### TEXTO EXTRAÍDO:
________________________

Un lector, que se firma G. Méndez, colgó bajo mi nota del viernes pasado titulada La tierra baldía, esta idea: «si no hay un sistema que los convenza de verdad que es el mejor, no van a optar por él». Y por dura que nos parezca esta línea, al final de su extenso comentario en la versión digital de Juventud Rebelde, debemos reflexionar sobre ella. Porque no basta con decir: la razón está de nuestra parte, o al final de la lucha nos espera toda la justicia.
Cierto, sí, que la razón está de nuestra parte, es decir, del pueblo revolucionario, confiado en que los ideales de la Revolución y un socialismo renovado conseguirán mejorar todo cuanto lograron, y acrecentar el bienestar para todos y mantener a la república sin injerencias y dominio extranjero. Esos ideales no se pueden morir. Pero habrá que precisar que si unos estamos plenamente convencidos a pesar de alguna decepción, otros necesitan apuntalar su fe. Porque equivaldría a errar políticamente, presumir en la vanguardia a todo el conglomerado de ciudadanos. Dar por generales visiones parciales, suele ser una deficiencia de la política.
No siempre a un autor le resulta placentero leer el juicio del lector sobre su artículo. Pero es un proceso de dos direcciones —ida y vuelta— que da lecciones a periodista y lectores: el lector se obliga a pensar y el periodista habrá de reconocer que por lo habitual el lector lo supera. Sinceramente, no me conturba que los lectores me superen. Hasta cierto punto, mi texto los estimula, los provoca. Y por ello es tan necesario que esas apostillas no se queden archivadas.
Viéndolo así, saqué la frase citada de G. Méndez. No sé quién es. Y creo que no importa determinarlo. Más bien, su línea nos advierte que los proyectos no perduran porque prometan la felicidad, sino porque la conquisten o la construyan. Y de ahí uno deduce cuán necesario resulta el apegarse a las nuevas leyes con ánimo abierto, creador, no con dientes de cancerbero que, al mostrarse, más que disciplina generan duda, suspicacia, indiferencia. Y para que todo cuanto nuestra sociedad ha pensado y aplica para modificar lo que cubrió el polvo de lo inútil, y para disponer de formas que se adecuen a las circunstancias actuales en un mundo que ya no es el de hace 20 años, y mucho menos de cinco décadas atrás, sea preciso el control popular. ¿Cuándo, pues, los ideales del país tendrán como contrapartida antiburocrática de las acciones restrictivas o erróneas o arbitrarias, las normas y derechos que la democracia socialista ha dictado desde hace mucho tiempo sin que, unas u otras, sean suficientemente tenidas en cuenta?

________________________

### OBJETIVO DEL EJERCICIO:
Edita el pasaje del texto que empieza con las palabras que contienen «Un lector, que» y termina con «toda la justicia.», y cambia «viernes» por «lunes». Los ítems proceden de una fuente distinta a la del texto.

________________________

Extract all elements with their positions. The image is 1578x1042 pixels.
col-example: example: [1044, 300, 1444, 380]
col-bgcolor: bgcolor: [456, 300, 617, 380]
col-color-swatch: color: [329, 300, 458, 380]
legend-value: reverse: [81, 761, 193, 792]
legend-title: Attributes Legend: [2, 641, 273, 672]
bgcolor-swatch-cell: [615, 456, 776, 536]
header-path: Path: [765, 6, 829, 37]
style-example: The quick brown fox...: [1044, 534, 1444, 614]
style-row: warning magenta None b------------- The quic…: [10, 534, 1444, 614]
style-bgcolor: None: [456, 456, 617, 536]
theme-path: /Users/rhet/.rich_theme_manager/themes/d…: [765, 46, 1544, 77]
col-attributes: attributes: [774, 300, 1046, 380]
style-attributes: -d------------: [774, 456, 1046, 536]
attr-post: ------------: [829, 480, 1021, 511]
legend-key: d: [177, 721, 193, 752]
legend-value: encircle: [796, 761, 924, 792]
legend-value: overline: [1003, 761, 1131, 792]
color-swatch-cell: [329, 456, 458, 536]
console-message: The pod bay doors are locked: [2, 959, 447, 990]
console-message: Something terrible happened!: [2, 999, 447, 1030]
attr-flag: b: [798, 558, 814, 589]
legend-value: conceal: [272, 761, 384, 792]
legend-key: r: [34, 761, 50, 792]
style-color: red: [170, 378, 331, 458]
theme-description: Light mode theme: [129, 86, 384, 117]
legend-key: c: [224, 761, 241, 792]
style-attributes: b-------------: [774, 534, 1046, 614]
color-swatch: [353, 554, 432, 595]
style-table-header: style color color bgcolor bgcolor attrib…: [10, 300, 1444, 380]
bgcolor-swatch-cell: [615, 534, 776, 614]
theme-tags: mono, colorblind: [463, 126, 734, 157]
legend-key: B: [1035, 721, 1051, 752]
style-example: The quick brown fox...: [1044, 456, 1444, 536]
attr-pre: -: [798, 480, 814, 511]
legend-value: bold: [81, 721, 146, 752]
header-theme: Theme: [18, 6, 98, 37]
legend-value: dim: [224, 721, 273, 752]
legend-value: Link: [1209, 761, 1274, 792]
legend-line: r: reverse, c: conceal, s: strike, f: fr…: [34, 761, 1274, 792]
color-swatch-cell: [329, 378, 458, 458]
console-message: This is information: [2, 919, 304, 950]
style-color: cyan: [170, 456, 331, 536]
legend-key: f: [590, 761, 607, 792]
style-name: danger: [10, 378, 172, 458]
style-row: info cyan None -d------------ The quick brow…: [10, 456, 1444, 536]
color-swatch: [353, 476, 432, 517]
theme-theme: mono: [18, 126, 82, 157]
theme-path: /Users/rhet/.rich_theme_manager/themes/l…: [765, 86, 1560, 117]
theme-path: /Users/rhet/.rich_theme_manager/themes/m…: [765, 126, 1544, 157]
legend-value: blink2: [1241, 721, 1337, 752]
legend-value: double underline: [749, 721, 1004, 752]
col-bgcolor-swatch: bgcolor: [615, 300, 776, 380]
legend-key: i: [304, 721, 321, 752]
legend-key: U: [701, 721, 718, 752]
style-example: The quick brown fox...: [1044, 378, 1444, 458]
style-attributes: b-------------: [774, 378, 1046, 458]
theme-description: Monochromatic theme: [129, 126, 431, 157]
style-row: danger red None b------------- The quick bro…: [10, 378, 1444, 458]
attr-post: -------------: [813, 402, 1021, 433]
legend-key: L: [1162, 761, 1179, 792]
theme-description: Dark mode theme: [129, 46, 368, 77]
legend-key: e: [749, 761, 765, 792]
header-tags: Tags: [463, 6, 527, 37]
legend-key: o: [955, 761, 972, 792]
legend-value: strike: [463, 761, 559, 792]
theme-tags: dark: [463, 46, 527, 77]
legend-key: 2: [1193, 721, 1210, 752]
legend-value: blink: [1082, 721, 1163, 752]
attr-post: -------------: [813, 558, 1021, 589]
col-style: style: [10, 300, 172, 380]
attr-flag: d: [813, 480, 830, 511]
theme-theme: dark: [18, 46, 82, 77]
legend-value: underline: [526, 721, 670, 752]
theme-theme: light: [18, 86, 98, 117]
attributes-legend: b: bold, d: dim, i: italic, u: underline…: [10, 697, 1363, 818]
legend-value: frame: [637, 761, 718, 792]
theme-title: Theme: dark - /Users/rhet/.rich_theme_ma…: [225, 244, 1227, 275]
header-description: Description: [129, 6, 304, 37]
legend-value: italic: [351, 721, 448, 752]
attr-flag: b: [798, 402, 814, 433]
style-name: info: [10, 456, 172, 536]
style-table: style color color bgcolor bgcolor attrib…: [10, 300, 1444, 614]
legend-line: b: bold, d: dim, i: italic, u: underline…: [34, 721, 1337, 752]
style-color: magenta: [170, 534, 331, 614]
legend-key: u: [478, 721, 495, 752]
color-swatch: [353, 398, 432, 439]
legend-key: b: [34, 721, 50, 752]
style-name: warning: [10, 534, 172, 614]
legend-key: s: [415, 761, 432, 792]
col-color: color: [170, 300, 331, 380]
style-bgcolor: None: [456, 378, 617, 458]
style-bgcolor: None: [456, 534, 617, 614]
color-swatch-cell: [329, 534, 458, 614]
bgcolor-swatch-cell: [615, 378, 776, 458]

________________________

### RESPUESTA AL EJERCICIO:
Un lector, que se firma G. Méndez, colgó bajo mi nota del lunes pasado titulada La tierra baldía, esta idea: «si no hay un sistema que los convenza de verdad que es el mejor, no van a optar por él». Y por dura que nos parezca esta línea, al final de su extenso comentario en la versión digital de Juventud Rebelde, debemos reflexionar sobre ella. Porque no basta con decir: la razón está de nuestra parte, o al final de la lucha nos espera toda la justicia.